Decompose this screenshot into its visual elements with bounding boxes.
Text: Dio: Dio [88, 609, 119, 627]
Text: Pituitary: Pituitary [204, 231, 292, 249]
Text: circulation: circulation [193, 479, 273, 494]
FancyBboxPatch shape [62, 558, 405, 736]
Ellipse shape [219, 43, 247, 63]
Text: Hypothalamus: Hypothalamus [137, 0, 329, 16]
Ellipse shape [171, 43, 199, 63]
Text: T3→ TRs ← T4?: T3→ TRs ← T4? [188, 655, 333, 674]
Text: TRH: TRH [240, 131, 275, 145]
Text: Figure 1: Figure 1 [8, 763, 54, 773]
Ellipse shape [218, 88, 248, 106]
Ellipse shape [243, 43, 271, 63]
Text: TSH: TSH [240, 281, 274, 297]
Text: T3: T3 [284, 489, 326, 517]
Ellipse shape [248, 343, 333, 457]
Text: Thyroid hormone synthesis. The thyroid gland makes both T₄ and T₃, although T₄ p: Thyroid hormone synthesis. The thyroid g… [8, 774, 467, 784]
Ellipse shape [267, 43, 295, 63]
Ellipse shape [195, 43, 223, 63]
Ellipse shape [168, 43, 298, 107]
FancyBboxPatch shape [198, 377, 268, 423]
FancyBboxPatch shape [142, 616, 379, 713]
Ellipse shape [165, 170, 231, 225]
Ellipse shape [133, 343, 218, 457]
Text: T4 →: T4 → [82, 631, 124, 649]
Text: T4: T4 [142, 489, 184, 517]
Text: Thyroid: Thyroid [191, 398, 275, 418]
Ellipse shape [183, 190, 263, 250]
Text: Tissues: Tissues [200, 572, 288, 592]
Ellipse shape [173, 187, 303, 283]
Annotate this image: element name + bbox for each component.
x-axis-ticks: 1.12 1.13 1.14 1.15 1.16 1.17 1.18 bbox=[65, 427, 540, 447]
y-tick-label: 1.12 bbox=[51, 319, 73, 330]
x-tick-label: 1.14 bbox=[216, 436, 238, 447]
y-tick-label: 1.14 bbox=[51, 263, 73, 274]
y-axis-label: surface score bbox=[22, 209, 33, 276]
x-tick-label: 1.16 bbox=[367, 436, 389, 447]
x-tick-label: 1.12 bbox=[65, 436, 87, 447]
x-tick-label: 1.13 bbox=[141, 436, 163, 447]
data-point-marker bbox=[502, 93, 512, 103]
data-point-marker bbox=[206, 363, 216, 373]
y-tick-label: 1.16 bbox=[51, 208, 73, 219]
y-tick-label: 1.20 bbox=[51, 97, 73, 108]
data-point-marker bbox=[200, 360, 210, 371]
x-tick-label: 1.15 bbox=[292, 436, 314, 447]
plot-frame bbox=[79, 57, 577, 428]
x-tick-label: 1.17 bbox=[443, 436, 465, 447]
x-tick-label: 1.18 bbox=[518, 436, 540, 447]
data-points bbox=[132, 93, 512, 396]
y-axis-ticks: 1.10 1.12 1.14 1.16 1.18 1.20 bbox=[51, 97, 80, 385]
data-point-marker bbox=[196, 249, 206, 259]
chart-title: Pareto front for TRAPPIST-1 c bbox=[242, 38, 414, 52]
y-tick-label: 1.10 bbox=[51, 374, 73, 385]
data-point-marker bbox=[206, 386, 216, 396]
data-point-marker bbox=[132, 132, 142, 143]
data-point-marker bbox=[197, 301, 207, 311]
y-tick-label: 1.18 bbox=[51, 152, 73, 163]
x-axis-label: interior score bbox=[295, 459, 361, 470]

[Written exercise] Convert each line of the items above into a JSON list of strings, with one string per line and blank lines left out.

[Solution to the problem]
[
  "Decompose this screenshot into its visual elements with bounding boxes.",
  "Text: Dio: Dio [88, 609, 119, 627]",
  "Text: Pituitary: Pituitary [204, 231, 292, 249]",
  "Text: circulation: circulation [193, 479, 273, 494]",
  "FancyBboxPatch shape [62, 558, 405, 736]",
  "Ellipse shape [219, 43, 247, 63]",
  "Text: Hypothalamus: Hypothalamus [137, 0, 329, 16]",
  "Ellipse shape [171, 43, 199, 63]",
  "Text: T3→ TRs ← T4?: T3→ TRs ← T4? [188, 655, 333, 674]",
  "Text: TRH: TRH [240, 131, 275, 145]",
  "Text: Figure 1: Figure 1 [8, 763, 54, 773]",
  "Ellipse shape [218, 88, 248, 106]",
  "Ellipse shape [243, 43, 271, 63]",
  "Text: TSH: TSH [240, 281, 274, 297]",
  "Text: T3: T3 [284, 489, 326, 517]",
  "Ellipse shape [248, 343, 333, 457]",
  "Text: Thyroid hormone synthesis. The thyroid gland makes both T₄ and T₃, although T₄ p: Thyroid hormone synthesis. The thyroid g… [8, 774, 467, 784]",
  "Ellipse shape [267, 43, 295, 63]",
  "Ellipse shape [195, 43, 223, 63]",
  "Ellipse shape [168, 43, 298, 107]",
  "FancyBboxPatch shape [198, 377, 268, 423]",
  "FancyBboxPatch shape [142, 616, 379, 713]",
  "Ellipse shape [165, 170, 231, 225]",
  "Ellipse shape [133, 343, 218, 457]",
  "Text: T4 →: T4 → [82, 631, 124, 649]",
  "Text: T4: T4 [142, 489, 184, 517]",
  "Text: Thyroid: Thyroid [191, 398, 275, 418]",
  "Ellipse shape [183, 190, 263, 250]",
  "Text: Tissues: Tissues [200, 572, 288, 592]",
  "Ellipse shape [173, 187, 303, 283]",
  "Annotate this image: element name + bbox for each component.",
  "x-axis-ticks: 1.12 1.13 1.14 1.15 1.16 1.17 1.18 bbox=[65, 427, 540, 447]",
  "y-tick-label: 1.12 bbox=[51, 319, 73, 330]",
  "x-tick-label: 1.14 bbox=[216, 436, 238, 447]",
  "y-tick-label: 1.14 bbox=[51, 263, 73, 274]",
  "y-axis-label: surface score bbox=[22, 209, 33, 276]",
  "x-tick-label: 1.16 bbox=[367, 436, 389, 447]",
  "x-tick-label: 1.12 bbox=[65, 436, 87, 447]",
  "x-tick-label: 1.13 bbox=[141, 436, 163, 447]",
  "data-point-marker bbox=[502, 93, 512, 103]",
  "data-point-marker bbox=[206, 363, 216, 373]",
  "y-tick-label: 1.16 bbox=[51, 208, 73, 219]",
  "y-tick-label: 1.20 bbox=[51, 97, 73, 108]",
  "data-point-marker bbox=[200, 360, 210, 371]",
  "x-tick-label: 1.15 bbox=[292, 436, 314, 447]",
  "plot-frame bbox=[79, 57, 577, 428]",
  "x-tick-label: 1.17 bbox=[443, 436, 465, 447]",
  "x-tick-label: 1.18 bbox=[518, 436, 540, 447]",
  "data-points bbox=[132, 93, 512, 396]",
  "y-axis-ticks: 1.10 1.12 1.14 1.16 1.18 1.20 bbox=[51, 97, 80, 385]",
  "data-point-marker bbox=[196, 249, 206, 259]",
  "chart-title: Pareto front for TRAPPIST-1 c bbox=[242, 38, 414, 52]",
  "y-tick-label: 1.10 bbox=[51, 374, 73, 385]",
  "data-point-marker bbox=[206, 386, 216, 396]",
  "data-point-marker bbox=[132, 132, 142, 143]",
  "data-point-marker bbox=[197, 301, 207, 311]",
  "y-tick-label: 1.18 bbox=[51, 152, 73, 163]",
  "x-axis-label: interior score bbox=[295, 459, 361, 470]"
]